**PROBLEM REQUIREMENTS**
Type out the records that follow, exactly as given.

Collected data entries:
◇ ◇ ◇ ◇ ◇ ◇ ◇

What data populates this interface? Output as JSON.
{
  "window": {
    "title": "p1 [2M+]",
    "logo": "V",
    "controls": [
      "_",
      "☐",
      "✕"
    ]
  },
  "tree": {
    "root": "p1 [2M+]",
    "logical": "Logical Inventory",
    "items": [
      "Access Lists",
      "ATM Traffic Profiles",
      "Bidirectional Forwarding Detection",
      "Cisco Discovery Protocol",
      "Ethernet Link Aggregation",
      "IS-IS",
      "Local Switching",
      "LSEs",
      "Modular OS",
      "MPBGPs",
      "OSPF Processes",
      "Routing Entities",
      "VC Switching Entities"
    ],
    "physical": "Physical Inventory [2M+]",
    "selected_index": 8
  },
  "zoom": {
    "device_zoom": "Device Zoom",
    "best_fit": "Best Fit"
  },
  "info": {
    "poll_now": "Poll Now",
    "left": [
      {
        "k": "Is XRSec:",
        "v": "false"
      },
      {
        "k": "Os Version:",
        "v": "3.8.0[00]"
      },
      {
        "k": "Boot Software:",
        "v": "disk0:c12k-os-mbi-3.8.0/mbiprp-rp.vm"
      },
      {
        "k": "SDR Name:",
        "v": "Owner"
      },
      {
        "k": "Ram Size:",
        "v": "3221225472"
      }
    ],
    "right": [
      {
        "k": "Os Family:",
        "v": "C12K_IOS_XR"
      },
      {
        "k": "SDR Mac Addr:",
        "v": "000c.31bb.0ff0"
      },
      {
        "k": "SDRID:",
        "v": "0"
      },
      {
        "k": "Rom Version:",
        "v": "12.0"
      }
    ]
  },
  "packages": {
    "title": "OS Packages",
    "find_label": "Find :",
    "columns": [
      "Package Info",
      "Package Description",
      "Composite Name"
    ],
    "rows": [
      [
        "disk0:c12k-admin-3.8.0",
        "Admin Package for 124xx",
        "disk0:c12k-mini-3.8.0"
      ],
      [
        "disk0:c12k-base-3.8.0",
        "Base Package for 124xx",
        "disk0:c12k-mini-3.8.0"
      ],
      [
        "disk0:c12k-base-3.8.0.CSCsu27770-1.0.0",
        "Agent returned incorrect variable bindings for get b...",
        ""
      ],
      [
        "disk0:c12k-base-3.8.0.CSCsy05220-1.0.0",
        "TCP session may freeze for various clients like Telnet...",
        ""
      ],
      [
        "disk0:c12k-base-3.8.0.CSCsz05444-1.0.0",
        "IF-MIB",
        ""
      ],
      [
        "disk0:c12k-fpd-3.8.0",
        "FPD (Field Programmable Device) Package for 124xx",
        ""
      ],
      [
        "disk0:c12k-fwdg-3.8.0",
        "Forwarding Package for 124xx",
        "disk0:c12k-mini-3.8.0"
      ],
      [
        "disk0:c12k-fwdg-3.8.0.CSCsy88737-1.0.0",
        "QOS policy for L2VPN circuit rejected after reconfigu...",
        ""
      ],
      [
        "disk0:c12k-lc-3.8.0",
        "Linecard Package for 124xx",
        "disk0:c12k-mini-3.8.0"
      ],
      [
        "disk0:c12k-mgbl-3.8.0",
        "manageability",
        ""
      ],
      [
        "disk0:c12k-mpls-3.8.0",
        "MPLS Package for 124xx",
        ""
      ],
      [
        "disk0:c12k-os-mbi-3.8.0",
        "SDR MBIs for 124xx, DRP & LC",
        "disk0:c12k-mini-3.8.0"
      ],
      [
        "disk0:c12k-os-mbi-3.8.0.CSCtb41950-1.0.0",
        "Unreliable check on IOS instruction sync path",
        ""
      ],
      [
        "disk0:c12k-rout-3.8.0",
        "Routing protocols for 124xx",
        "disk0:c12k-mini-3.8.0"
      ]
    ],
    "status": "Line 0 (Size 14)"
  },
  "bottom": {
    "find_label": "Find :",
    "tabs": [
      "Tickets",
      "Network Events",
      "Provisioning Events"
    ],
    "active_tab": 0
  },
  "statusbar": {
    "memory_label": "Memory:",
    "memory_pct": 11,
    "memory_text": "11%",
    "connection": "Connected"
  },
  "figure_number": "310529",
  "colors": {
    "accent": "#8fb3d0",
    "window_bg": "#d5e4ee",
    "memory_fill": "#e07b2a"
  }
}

◇ ◇ ◇ ◇ ◇ ◇ ◇

**CORRECT RESPONSE**
What data populates this interface? Output as JSON.
{
  "window": {
    "title": "p1 [2M+]",
    "logo": "V",
    "controls": [
      "_",
      "☐",
      "✕"
    ]
  },
  "tree": {
    "root": "p1 [2M+]",
    "logical": "Logical Inventory",
    "items": [
      "Access Lists",
      "ATM Traffic Profiles",
      "Bidirectional Forwarding Detection",
      "Cisco Discovery Protocol",
      "Ethernet Link Aggregation",
      "IS-IS",
      "Local Switching",
      "LSEs",
      "Modular OS",
      "MPBGPs",
      "OSPF Processes",
      "Routing Entities",
      "VC Switching Entities"
    ],
    "physical": "Physical Inventory [2M+]",
    "selected_index": 8
  },
  "zoom": {
    "device_zoom": "Device Zoom",
    "best_fit": "Best Fit"
  },
  "info": {
    "poll_now": "Poll Now",
    "left": [
      {
        "k": "Is XRSec:",
        "v": "false"
      },
      {
        "k": "Os Version:",
        "v": "3.8.0[00]"
      },
      {
        "k": "Boot Software:",
        "v": "disk0:c12k-os-mbi-3.8.0/mbiprp-rp.vm"
      },
      {
        "k": "SDR Name:",
        "v": "Owner"
      },
      {
        "k": "Ram Size:",
        "v": "3221225472"
      }
    ],
    "right": [
      {
        "k": "Os Family:",
        "v": "C12K_IOS_XR"
      },
      {
        "k": "SDR Mac Addr:",
        "v": "000c.31bb.0ff0"
      },
      {
        "k": "SDRID:",
        "v": "0"
      },
      {
        "k": "Rom Version:",
        "v": "12.0"
      }
    ]
  },
  "packages": {
    "title": "OS Packages",
    "find_label": "Find :",
    "columns": [
      "Package Info",
      "Package Description",
      "Composite Name"
    ],
    "rows": [
      [
        "disk0:c12k-admin-3.8.0",
        "Admin Package for 124xx",
        "disk0:c12k-mini-3.8.0"
      ],
      [
        "disk0:c12k-base-3.8.0",
        "Base Package for 124xx",
        "disk0:c12k-mini-3.8.0"
      ],
      [
        "disk0:c12k-base-3.8.0.CSCsu27770-1.0.0",
        "Agent returned incorrect variable bindings for get b...",
        ""
      ],
      [
        "disk0:c12k-base-3.8.0.CSCsy05220-1.0.0",
        "TCP session may freeze for various clients like Telnet...",
        ""
      ],
      [
        "disk0:c12k-base-3.8.0.CSCsz05444-1.0.0",
        "IF-MIB",
        ""
      ],
      [
        "disk0:c12k-fpd-3.8.0",
        "FPD (Field Programmable Device) Package for 124xx",
        ""
      ],
      [
        "disk0:c12k-fwdg-3.8.0",
        "Forwarding Package for 124xx",
        "disk0:c12k-mini-3.8.0"
      ],
      [
        "disk0:c12k-fwdg-3.8.0.CSCsy88737-1.0.0",
        "QOS policy for L2VPN circuit rejected after reconfigu...",
        ""
      ],
      [
        "disk0:c12k-lc-3.8.0",
        "Linecard Package for 124xx",
        "disk0:c12k-mini-3.8.0"
      ],
      [
        "disk0:c12k-mgbl-3.8.0",
        "manageability",
        ""
      ],
      [
        "disk0:c12k-mpls-3.8.0",
        "MPLS Package for 124xx",
        ""
      ],
      [
        "disk0:c12k-os-mbi-3.8.0",
        "SDR MBIs for 124xx, DRP & LC",
        "disk0:c12k-mini-3.8.0"
      ],
      [
        "disk0:c12k-os-mbi-3.8.0.CSCtb41950-1.0.0",
        "Unreliable check on IOS instruction sync path",
        ""
      ],
      [
        "disk0:c12k-rout-3.8.0",
        "Routing protocols for 124xx",
        "disk0:c12k-mini-3.8.0"
      ]
    ],
    "status": "Line 0 (Size 14)"
  },
  "bottom": {
    "find_label": "Find :",
    "tabs": [
      "Tickets",
      "Network Events",
      "Provisioning Events"
    ],
    "active_tab": 0
  },
  "statusbar": {
    "memory_label": "Memory:",
    "memory_pct": 11,
    "memory_text": "11%",
    "connection": "Connected"
  },
  "figure_number": "310529",
  "colors": {
    "accent": "#8fb3d0",
    "window_bg": "#d5e4ee",
    "memory_fill": "#e07b2a"
  }
}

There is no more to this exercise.